### Prompt
Your copy of the material below should match it exactly, except that it holds no pictures.

(A block of data)
'''

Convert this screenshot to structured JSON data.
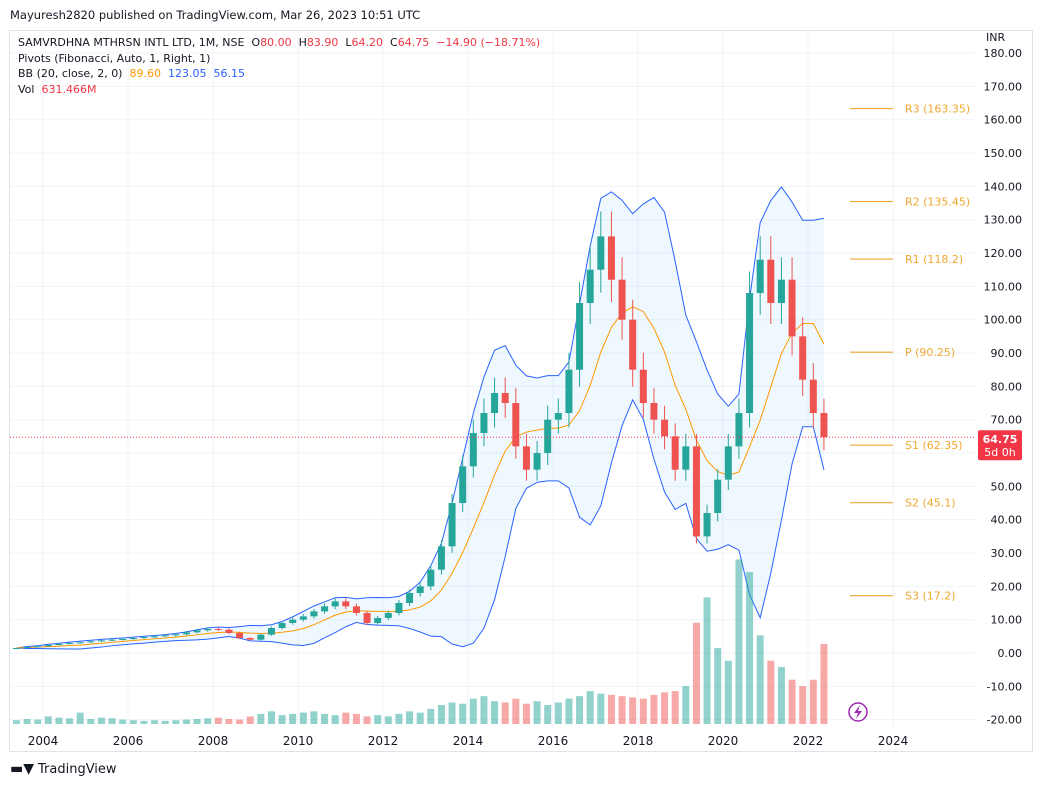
{
  "header": {
    "published": "Mayuresh2820 published on TradingView.com, Mar 26, 2023 10:51 UTC"
  },
  "legend": {
    "symbol": "SAMVRDHNA MTHRSN INTL LTD, 1M, NSE",
    "o_label": "O",
    "o": "80.00",
    "h_label": "H",
    "h": "83.90",
    "l_label": "L",
    "l": "64.20",
    "c_label": "C",
    "c": "64.75",
    "change": "−14.90 (−18.71%)",
    "pivots": "Pivots (Fibonacci, Auto, 1, Right, 1)",
    "bb": "BB (20, close, 2, 0)",
    "bb_basis": "89.60",
    "bb_upper": "123.05",
    "bb_lower": "56.15",
    "vol": "Vol",
    "vol_value": "631.466M"
  },
  "currency": "INR",
  "last_price": {
    "value": "64.75",
    "countdown": "5d 0h",
    "color": "#f23645"
  },
  "footer": {
    "brand": "TradingView"
  },
  "colors": {
    "up": "#26a69a",
    "down": "#ef5350",
    "bb_basis": "#ff9800",
    "bb_band": "#2962ff",
    "pivot": "#f0a830"
  },
  "chart_data": {
    "type": "candlestick",
    "interval": "quarterly approximation of monthly chart",
    "start": "2003 Q2",
    "closes": [
      1.5,
      1.8,
      2.0,
      2.4,
      2.7,
      3.0,
      3.2,
      3.5,
      3.8,
      4.0,
      4.2,
      4.5,
      4.8,
      5.0,
      5.3,
      5.6,
      6.2,
      6.8,
      7.2,
      7.0,
      6.0,
      4.5,
      4.0,
      5.5,
      7.5,
      9.0,
      10.0,
      11.0,
      12.5,
      14.0,
      15.5,
      14.0,
      12.0,
      9.0,
      10.5,
      12.0,
      15.0,
      18.0,
      20.0,
      25.0,
      32.0,
      45.0,
      56.0,
      66.0,
      72.0,
      78.0,
      75.0,
      62.0,
      55.0,
      60.0,
      70.0,
      72.0,
      85.0,
      105.0,
      115.0,
      125.0,
      112.0,
      100.0,
      85.0,
      75.0,
      70.0,
      65.0,
      55.0,
      62.0,
      35.0,
      42.0,
      52.0,
      62.0,
      72.0,
      108.0,
      118.0,
      105.0,
      112.0,
      95.0,
      82.0,
      72.0,
      64.75
    ],
    "volumes_m": [
      30,
      40,
      35,
      60,
      50,
      45,
      90,
      40,
      50,
      45,
      35,
      30,
      25,
      30,
      25,
      30,
      35,
      40,
      45,
      50,
      40,
      35,
      60,
      80,
      100,
      70,
      80,
      90,
      100,
      80,
      70,
      90,
      80,
      60,
      70,
      60,
      80,
      100,
      90,
      120,
      150,
      170,
      160,
      200,
      220,
      180,
      170,
      200,
      160,
      180,
      150,
      170,
      200,
      220,
      260,
      240,
      230,
      220,
      210,
      200,
      230,
      250,
      260,
      300,
      800,
      1000,
      600,
      500,
      1300,
      1200,
      700,
      500,
      450,
      350,
      300,
      350,
      631.466
    ],
    "y_ticks": [
      -20,
      -10,
      0,
      10,
      20,
      30,
      40,
      50,
      60,
      70,
      80,
      90,
      100,
      110,
      120,
      130,
      140,
      150,
      160,
      170,
      180
    ],
    "x_ticks": [
      "2004",
      "2006",
      "2008",
      "2010",
      "2012",
      "2014",
      "2016",
      "2018",
      "2020",
      "2022",
      "2024"
    ],
    "pivots": [
      {
        "label": "R3",
        "value": 163.35
      },
      {
        "label": "R2",
        "value": 135.45
      },
      {
        "label": "R1",
        "value": 118.2
      },
      {
        "label": "P",
        "value": 90.25
      },
      {
        "label": "S1",
        "value": 62.35
      },
      {
        "label": "S2",
        "value": 45.1
      },
      {
        "label": "S3",
        "value": 17.2
      }
    ],
    "ylim": [
      -20,
      180
    ]
  }
}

'''

### Task response
Convert this screenshot to structured JSON data.
{
  "header": {
    "published": "Mayuresh2820 published on TradingView.com, Mar 26, 2023 10:51 UTC"
  },
  "legend": {
    "symbol": "SAMVRDHNA MTHRSN INTL LTD, 1M, NSE",
    "o_label": "O",
    "o": "80.00",
    "h_label": "H",
    "h": "83.90",
    "l_label": "L",
    "l": "64.20",
    "c_label": "C",
    "c": "64.75",
    "change": "−14.90 (−18.71%)",
    "pivots": "Pivots (Fibonacci, Auto, 1, Right, 1)",
    "bb": "BB (20, close, 2, 0)",
    "bb_basis": "89.60",
    "bb_upper": "123.05",
    "bb_lower": "56.15",
    "vol": "Vol",
    "vol_value": "631.466M"
  },
  "currency": "INR",
  "last_price": {
    "value": "64.75",
    "countdown": "5d 0h",
    "color": "#f23645"
  },
  "footer": {
    "brand": "TradingView"
  },
  "colors": {
    "up": "#26a69a",
    "down": "#ef5350",
    "bb_basis": "#ff9800",
    "bb_band": "#2962ff",
    "pivot": "#f0a830"
  },
  "chart_data": {
    "type": "candlestick",
    "interval": "quarterly approximation of monthly chart",
    "start": "2003 Q2",
    "closes": [
      1.5,
      1.8,
      2.0,
      2.4,
      2.7,
      3.0,
      3.2,
      3.5,
      3.8,
      4.0,
      4.2,
      4.5,
      4.8,
      5.0,
      5.3,
      5.6,
      6.2,
      6.8,
      7.2,
      7.0,
      6.0,
      4.5,
      4.0,
      5.5,
      7.5,
      9.0,
      10.0,
      11.0,
      12.5,
      14.0,
      15.5,
      14.0,
      12.0,
      9.0,
      10.5,
      12.0,
      15.0,
      18.0,
      20.0,
      25.0,
      32.0,
      45.0,
      56.0,
      66.0,
      72.0,
      78.0,
      75.0,
      62.0,
      55.0,
      60.0,
      70.0,
      72.0,
      85.0,
      105.0,
      115.0,
      125.0,
      112.0,
      100.0,
      85.0,
      75.0,
      70.0,
      65.0,
      55.0,
      62.0,
      35.0,
      42.0,
      52.0,
      62.0,
      72.0,
      108.0,
      118.0,
      105.0,
      112.0,
      95.0,
      82.0,
      72.0,
      64.75
    ],
    "volumes_m": [
      30,
      40,
      35,
      60,
      50,
      45,
      90,
      40,
      50,
      45,
      35,
      30,
      25,
      30,
      25,
      30,
      35,
      40,
      45,
      50,
      40,
      35,
      60,
      80,
      100,
      70,
      80,
      90,
      100,
      80,
      70,
      90,
      80,
      60,
      70,
      60,
      80,
      100,
      90,
      120,
      150,
      170,
      160,
      200,
      220,
      180,
      170,
      200,
      160,
      180,
      150,
      170,
      200,
      220,
      260,
      240,
      230,
      220,
      210,
      200,
      230,
      250,
      260,
      300,
      800,
      1000,
      600,
      500,
      1300,
      1200,
      700,
      500,
      450,
      350,
      300,
      350,
      631.466
    ],
    "y_ticks": [
      -20,
      -10,
      0,
      10,
      20,
      30,
      40,
      50,
      60,
      70,
      80,
      90,
      100,
      110,
      120,
      130,
      140,
      150,
      160,
      170,
      180
    ],
    "x_ticks": [
      "2004",
      "2006",
      "2008",
      "2010",
      "2012",
      "2014",
      "2016",
      "2018",
      "2020",
      "2022",
      "2024"
    ],
    "pivots": [
      {
        "label": "R3",
        "value": 163.35
      },
      {
        "label": "R2",
        "value": 135.45
      },
      {
        "label": "R1",
        "value": 118.2
      },
      {
        "label": "P",
        "value": 90.25
      },
      {
        "label": "S1",
        "value": 62.35
      },
      {
        "label": "S2",
        "value": 45.1
      },
      {
        "label": "S3",
        "value": 17.2
      }
    ],
    "ylim": [
      -20,
      180
    ]
  }
}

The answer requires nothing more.